# Requirements
How many lines of these entries include the string "size"? State the number alone.

# Data provided

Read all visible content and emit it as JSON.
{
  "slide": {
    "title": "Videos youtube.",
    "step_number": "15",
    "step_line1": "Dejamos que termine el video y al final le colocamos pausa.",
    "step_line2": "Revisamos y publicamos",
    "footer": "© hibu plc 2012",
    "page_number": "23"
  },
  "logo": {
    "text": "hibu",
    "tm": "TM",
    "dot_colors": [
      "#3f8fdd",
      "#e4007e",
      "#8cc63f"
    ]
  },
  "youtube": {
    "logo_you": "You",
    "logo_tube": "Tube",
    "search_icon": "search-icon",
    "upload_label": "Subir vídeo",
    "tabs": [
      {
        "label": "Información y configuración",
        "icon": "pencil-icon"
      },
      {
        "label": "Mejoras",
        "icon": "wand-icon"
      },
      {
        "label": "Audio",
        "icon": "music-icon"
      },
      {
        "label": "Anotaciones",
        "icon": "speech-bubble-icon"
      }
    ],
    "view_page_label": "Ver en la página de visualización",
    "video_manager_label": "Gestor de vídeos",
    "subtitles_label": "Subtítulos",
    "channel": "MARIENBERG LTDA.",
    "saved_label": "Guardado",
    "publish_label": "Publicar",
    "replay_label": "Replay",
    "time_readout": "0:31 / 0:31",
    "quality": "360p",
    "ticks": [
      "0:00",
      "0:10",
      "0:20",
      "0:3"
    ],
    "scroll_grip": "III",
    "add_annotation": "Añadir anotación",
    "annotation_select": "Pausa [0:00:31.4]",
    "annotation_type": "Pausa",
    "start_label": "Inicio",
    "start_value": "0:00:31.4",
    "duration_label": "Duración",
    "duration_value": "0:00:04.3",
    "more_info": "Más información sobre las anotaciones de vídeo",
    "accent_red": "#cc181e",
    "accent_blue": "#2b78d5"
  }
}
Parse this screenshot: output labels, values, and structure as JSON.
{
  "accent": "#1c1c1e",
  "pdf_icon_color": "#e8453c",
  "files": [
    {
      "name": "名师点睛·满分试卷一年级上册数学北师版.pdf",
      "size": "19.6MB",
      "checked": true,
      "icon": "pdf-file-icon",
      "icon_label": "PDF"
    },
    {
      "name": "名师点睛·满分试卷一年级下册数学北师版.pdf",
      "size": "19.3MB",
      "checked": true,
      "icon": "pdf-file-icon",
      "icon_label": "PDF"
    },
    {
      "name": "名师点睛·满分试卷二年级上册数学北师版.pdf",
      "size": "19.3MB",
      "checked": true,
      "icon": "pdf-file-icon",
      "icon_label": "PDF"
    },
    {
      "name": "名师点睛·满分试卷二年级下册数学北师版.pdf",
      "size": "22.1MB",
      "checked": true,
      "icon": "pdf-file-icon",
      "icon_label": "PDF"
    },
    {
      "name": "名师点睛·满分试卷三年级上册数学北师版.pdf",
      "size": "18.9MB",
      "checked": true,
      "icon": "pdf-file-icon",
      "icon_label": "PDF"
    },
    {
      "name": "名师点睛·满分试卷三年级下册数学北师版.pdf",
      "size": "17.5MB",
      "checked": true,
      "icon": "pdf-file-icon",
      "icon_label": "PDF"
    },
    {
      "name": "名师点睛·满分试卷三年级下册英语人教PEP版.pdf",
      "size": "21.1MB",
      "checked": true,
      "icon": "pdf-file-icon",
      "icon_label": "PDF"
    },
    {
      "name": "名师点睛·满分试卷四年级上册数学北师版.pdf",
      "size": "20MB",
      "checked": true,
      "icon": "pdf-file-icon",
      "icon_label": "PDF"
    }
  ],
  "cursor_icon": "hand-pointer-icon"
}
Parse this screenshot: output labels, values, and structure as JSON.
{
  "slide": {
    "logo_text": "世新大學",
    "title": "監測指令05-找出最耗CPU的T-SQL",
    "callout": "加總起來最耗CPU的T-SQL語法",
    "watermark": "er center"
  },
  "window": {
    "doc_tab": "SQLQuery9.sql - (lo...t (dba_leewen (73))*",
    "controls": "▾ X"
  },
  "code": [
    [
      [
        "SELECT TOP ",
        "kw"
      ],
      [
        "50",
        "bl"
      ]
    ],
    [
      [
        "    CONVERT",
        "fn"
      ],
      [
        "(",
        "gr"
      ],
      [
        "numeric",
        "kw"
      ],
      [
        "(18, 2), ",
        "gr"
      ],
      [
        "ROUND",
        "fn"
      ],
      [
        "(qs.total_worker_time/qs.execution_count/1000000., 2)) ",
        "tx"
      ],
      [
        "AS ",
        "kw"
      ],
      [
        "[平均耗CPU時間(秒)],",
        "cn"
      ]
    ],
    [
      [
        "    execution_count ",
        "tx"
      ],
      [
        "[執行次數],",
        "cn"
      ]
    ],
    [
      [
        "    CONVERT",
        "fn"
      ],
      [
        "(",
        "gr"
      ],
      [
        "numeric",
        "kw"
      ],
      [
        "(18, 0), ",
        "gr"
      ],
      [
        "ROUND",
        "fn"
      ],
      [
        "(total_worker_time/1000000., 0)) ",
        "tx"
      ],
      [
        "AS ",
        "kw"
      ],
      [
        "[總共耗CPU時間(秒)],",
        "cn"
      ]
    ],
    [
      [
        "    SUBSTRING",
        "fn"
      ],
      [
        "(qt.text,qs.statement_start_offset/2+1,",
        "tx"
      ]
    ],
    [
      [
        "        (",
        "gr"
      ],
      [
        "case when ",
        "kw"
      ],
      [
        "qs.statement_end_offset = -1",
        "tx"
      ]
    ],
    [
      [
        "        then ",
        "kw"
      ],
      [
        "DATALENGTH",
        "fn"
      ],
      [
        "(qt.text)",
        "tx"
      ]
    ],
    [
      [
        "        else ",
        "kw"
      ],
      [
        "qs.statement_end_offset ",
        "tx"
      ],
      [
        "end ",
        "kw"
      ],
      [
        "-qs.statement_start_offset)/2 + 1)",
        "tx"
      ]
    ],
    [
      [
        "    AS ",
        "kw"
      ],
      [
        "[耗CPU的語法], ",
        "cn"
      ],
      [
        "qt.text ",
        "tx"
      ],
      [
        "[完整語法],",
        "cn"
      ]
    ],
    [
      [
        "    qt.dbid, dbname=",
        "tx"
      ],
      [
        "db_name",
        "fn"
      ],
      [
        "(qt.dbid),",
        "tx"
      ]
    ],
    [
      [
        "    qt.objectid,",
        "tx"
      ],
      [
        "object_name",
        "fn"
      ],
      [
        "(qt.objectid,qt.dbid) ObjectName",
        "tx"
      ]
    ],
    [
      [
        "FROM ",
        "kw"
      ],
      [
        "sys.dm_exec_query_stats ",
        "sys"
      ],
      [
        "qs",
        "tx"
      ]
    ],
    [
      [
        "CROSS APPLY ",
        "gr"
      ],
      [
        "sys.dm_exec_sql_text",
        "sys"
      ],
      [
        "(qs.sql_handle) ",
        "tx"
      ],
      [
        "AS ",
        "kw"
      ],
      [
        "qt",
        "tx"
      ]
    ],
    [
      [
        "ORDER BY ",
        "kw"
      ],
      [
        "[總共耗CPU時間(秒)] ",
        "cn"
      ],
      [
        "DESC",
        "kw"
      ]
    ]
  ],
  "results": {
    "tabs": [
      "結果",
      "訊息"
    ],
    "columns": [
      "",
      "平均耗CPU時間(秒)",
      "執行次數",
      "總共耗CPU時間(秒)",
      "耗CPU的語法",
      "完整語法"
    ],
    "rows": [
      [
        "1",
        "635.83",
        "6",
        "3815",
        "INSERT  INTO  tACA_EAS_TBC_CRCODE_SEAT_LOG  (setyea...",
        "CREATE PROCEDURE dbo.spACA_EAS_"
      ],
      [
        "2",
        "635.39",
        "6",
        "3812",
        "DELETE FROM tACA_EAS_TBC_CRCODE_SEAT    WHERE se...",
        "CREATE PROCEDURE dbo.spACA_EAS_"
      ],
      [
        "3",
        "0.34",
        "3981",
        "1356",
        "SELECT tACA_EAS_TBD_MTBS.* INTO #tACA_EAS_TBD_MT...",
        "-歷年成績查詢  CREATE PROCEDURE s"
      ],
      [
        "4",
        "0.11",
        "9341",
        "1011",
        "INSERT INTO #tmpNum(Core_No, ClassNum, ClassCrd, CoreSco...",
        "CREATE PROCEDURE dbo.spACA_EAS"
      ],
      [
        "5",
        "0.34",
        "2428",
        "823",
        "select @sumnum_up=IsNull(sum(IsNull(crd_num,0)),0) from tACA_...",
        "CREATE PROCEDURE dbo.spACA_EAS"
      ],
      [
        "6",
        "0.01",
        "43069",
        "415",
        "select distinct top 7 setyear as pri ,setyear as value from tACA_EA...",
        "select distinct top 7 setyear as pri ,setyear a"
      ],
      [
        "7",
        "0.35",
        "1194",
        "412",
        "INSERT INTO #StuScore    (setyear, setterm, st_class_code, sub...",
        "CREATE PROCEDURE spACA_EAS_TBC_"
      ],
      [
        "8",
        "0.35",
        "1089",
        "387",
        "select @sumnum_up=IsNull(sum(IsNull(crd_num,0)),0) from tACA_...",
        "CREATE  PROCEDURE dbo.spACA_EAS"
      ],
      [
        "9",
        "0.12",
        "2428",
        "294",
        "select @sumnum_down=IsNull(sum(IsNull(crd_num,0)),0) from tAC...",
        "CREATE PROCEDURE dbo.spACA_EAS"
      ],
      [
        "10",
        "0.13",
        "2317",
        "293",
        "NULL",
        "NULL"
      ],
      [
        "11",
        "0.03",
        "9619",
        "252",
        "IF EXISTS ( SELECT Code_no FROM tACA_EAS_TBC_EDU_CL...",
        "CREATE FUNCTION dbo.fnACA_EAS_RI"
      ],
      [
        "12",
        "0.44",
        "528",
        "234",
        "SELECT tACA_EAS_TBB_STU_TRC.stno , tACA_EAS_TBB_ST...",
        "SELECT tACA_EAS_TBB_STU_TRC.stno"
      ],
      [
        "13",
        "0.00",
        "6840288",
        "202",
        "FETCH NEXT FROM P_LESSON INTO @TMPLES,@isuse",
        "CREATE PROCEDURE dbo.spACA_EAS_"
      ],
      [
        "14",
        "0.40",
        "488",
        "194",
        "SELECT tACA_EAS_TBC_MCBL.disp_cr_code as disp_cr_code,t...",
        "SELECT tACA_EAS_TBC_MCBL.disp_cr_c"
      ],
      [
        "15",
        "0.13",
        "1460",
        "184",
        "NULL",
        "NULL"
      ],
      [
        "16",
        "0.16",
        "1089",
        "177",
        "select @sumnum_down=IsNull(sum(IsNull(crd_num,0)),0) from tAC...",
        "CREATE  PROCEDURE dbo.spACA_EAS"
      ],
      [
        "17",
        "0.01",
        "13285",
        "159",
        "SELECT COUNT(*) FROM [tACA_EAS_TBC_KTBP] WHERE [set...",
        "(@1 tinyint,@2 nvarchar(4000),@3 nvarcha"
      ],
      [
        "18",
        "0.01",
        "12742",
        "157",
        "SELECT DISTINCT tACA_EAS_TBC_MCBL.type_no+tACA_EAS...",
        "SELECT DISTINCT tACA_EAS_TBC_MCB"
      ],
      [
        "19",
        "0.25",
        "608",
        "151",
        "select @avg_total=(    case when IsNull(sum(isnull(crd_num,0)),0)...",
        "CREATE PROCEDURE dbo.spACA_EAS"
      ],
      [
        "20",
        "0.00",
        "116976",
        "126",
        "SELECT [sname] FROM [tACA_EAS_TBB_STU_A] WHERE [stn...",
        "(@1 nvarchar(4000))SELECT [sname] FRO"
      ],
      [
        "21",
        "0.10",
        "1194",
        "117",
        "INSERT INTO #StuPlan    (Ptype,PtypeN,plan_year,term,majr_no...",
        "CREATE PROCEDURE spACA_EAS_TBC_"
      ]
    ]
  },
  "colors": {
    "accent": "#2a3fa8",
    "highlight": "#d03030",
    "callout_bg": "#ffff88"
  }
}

# Complete output
8